RECORDS SHOWN -

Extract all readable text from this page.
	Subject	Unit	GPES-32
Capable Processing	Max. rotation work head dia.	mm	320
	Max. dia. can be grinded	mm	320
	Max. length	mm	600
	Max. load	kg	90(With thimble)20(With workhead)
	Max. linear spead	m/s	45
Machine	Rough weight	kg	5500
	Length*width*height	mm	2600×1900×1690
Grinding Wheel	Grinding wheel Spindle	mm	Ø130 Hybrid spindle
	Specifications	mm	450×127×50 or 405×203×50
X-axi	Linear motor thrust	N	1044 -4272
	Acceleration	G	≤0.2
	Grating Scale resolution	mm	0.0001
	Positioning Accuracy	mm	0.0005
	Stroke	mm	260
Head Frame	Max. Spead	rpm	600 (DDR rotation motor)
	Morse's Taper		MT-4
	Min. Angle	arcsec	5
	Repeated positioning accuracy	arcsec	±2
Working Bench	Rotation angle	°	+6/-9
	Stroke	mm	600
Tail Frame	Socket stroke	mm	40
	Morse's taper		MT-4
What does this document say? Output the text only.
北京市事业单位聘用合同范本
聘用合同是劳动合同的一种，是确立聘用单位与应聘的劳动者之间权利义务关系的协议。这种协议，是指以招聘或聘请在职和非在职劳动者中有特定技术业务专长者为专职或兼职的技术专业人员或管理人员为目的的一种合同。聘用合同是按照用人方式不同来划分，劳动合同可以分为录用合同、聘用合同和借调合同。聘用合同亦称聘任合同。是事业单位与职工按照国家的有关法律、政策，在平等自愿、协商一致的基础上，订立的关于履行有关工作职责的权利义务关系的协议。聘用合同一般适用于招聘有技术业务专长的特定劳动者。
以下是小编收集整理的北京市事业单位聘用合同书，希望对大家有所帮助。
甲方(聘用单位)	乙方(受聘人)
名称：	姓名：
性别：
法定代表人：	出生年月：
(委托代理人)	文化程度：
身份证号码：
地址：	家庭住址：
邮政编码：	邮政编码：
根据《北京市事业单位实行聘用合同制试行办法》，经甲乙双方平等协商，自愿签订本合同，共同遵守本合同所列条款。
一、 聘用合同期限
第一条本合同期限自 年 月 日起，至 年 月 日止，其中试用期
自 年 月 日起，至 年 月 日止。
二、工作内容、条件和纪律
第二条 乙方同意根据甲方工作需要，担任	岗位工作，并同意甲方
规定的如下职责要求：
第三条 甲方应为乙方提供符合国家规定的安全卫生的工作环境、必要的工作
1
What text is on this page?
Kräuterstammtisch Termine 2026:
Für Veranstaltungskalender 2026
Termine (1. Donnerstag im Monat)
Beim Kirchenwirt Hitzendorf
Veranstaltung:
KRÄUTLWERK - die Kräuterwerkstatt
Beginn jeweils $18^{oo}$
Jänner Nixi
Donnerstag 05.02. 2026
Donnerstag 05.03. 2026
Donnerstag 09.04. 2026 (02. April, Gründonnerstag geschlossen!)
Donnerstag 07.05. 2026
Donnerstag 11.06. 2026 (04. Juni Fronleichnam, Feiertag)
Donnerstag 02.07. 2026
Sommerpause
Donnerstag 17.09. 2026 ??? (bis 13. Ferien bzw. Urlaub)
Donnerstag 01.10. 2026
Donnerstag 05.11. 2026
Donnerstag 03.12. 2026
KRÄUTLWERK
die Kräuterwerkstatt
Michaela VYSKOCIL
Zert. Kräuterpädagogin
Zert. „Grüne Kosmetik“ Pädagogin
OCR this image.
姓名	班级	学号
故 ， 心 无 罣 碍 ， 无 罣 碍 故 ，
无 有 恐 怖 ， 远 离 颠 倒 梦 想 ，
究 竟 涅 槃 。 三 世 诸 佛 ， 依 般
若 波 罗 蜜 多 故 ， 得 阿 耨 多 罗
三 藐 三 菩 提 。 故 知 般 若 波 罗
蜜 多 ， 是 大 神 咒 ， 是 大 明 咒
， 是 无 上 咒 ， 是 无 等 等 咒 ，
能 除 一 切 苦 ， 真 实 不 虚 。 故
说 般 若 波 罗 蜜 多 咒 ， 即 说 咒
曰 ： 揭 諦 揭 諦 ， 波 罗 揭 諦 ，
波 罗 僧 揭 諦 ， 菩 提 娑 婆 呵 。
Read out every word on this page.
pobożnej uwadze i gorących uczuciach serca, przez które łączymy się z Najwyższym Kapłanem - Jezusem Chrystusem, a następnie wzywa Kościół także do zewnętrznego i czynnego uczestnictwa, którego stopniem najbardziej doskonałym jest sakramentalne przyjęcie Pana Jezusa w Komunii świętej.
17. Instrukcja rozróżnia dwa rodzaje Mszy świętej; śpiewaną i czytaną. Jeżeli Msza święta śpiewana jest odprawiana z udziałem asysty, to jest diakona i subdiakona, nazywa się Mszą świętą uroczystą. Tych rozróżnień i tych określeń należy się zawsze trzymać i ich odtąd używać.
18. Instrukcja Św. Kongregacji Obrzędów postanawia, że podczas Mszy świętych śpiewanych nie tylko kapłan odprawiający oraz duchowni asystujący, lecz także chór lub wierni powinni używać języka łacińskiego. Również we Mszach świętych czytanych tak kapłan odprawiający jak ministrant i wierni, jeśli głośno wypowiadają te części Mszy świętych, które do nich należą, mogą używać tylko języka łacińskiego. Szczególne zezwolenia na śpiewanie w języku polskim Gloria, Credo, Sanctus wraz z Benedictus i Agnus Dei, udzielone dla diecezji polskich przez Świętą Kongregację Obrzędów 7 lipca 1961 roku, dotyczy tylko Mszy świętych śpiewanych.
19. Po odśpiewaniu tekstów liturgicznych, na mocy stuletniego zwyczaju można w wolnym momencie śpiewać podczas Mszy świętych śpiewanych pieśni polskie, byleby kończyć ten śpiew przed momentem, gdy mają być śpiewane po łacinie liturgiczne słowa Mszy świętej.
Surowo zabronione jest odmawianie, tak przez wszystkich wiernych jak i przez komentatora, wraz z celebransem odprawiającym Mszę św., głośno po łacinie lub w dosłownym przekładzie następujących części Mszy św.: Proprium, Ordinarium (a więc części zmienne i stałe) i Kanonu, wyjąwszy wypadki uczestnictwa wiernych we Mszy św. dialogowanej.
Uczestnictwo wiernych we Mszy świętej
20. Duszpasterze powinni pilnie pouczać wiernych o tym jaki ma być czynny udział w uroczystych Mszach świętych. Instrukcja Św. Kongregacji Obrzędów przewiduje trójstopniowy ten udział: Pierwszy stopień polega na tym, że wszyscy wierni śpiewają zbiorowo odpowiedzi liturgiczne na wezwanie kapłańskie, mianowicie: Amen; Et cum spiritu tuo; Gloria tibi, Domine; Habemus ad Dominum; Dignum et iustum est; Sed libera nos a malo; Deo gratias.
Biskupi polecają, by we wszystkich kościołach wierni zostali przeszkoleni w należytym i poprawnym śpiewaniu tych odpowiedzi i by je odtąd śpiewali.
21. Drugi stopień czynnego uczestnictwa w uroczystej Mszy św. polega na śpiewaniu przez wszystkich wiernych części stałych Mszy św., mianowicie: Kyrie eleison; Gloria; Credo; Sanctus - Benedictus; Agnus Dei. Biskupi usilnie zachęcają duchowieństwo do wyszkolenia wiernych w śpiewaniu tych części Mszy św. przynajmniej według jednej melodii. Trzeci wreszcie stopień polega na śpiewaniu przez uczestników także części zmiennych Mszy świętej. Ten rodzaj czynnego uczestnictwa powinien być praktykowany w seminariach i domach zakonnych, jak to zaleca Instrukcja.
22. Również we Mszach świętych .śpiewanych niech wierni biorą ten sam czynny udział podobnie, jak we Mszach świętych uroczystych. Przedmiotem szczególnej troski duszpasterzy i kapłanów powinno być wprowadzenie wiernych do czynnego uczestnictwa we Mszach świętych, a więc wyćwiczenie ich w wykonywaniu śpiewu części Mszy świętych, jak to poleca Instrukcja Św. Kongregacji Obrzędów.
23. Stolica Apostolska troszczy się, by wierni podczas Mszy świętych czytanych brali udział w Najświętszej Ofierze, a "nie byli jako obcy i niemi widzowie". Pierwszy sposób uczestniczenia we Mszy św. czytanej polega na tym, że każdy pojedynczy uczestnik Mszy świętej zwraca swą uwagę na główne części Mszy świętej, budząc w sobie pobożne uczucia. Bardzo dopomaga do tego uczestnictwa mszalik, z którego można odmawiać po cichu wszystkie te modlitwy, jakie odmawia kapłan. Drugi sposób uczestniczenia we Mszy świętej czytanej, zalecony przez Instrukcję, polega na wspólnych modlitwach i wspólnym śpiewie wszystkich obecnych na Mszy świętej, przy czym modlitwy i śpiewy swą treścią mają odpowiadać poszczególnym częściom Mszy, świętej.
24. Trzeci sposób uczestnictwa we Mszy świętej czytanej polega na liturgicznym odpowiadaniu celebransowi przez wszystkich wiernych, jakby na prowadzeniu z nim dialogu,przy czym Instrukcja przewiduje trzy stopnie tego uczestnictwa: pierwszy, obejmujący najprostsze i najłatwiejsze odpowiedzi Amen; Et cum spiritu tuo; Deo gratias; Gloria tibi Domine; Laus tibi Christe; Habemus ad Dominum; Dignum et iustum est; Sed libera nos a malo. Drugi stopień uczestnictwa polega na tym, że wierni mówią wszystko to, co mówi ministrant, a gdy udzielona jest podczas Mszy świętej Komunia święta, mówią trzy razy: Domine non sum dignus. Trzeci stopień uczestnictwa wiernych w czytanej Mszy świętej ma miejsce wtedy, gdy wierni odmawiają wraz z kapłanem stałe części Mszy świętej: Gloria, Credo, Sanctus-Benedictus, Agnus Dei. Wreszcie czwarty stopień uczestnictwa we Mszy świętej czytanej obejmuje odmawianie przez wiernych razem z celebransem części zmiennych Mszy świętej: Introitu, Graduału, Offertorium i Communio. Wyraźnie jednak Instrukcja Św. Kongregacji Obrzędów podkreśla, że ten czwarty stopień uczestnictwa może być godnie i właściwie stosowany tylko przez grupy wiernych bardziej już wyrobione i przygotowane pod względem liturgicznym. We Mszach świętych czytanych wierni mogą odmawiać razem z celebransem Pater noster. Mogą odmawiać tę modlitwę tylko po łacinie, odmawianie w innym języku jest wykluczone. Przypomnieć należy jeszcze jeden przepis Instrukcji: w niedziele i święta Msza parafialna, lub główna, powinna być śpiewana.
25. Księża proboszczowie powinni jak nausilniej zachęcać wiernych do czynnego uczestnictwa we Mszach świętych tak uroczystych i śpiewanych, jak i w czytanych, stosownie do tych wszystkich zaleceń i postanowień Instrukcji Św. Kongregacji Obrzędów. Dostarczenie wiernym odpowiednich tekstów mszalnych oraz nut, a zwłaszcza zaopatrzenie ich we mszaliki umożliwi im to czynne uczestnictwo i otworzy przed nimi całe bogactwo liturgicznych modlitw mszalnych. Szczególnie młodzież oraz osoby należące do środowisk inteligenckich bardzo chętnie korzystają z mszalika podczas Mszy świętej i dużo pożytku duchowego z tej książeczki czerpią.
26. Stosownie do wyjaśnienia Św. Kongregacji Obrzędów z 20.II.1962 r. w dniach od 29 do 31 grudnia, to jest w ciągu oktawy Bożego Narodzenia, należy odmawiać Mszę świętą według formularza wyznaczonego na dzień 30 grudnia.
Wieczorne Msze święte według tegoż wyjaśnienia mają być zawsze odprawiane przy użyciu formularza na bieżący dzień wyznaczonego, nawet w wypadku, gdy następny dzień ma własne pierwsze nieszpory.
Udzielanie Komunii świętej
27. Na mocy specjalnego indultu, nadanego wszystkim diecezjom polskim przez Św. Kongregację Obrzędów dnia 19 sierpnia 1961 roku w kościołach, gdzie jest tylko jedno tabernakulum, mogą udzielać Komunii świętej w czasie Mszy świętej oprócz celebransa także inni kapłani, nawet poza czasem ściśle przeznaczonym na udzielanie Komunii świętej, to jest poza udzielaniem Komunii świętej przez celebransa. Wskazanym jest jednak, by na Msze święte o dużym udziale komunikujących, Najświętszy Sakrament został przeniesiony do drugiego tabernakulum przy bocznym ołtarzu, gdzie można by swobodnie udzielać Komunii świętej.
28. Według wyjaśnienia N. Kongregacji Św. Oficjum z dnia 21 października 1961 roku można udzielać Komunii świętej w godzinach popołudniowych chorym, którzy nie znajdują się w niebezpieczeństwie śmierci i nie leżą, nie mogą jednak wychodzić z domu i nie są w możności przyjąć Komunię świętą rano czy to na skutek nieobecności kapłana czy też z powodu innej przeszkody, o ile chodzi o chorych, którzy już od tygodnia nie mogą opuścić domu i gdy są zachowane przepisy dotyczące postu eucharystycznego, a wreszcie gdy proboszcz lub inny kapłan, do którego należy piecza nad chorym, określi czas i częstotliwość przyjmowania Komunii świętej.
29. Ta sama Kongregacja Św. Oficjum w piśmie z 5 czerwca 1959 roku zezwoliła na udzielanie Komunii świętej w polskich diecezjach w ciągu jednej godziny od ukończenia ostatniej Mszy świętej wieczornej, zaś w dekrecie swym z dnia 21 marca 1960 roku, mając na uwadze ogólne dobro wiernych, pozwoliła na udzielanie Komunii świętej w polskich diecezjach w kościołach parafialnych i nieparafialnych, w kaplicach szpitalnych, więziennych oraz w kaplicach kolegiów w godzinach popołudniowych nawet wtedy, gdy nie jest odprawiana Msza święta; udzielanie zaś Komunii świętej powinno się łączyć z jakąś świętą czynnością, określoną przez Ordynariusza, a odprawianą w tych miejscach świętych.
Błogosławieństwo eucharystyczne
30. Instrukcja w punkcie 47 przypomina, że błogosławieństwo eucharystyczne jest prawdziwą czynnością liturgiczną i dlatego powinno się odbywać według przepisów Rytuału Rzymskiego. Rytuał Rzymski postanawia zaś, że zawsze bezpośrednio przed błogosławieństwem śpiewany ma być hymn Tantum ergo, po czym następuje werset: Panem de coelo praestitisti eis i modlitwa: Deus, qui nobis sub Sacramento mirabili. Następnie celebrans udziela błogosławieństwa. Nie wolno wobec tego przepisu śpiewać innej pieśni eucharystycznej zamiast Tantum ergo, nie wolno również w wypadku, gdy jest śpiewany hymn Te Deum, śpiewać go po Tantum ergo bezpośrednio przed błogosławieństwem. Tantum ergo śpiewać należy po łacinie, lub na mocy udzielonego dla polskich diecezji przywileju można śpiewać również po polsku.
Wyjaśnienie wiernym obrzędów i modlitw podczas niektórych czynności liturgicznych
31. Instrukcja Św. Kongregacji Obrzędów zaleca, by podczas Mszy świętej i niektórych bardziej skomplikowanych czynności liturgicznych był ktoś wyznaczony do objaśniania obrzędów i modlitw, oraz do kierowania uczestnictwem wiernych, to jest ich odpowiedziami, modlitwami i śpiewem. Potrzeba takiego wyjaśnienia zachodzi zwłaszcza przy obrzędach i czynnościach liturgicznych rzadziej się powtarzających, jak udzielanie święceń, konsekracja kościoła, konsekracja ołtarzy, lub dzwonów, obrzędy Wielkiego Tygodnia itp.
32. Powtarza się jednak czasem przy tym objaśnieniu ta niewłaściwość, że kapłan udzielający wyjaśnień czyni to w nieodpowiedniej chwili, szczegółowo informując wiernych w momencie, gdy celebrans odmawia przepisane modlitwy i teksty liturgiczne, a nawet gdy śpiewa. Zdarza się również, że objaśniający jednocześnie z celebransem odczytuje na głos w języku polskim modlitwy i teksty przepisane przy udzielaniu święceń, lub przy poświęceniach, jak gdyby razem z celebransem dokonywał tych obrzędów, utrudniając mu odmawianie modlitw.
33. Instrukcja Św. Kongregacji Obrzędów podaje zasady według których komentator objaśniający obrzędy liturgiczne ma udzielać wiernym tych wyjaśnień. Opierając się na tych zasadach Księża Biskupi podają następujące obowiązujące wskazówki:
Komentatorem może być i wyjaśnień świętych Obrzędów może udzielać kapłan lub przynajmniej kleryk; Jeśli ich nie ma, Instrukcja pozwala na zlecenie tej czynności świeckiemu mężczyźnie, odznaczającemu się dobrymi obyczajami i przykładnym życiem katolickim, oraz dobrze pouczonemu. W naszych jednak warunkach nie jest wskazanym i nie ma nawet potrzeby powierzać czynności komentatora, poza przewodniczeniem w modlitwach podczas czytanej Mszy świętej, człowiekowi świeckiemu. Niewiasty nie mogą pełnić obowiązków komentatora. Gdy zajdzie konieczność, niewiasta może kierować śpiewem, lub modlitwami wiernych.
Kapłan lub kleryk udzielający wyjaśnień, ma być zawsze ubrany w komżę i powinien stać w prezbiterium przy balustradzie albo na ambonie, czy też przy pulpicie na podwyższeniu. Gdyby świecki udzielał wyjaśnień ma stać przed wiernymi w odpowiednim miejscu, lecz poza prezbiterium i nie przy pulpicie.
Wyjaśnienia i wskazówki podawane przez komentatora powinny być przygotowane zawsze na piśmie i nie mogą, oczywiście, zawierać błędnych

GOAL - Return all lines containing "Termine".

SOLVED PROBLEM -
Kräuterstammtisch Termine 2026:
Termine (1. Donnerstag im Monat)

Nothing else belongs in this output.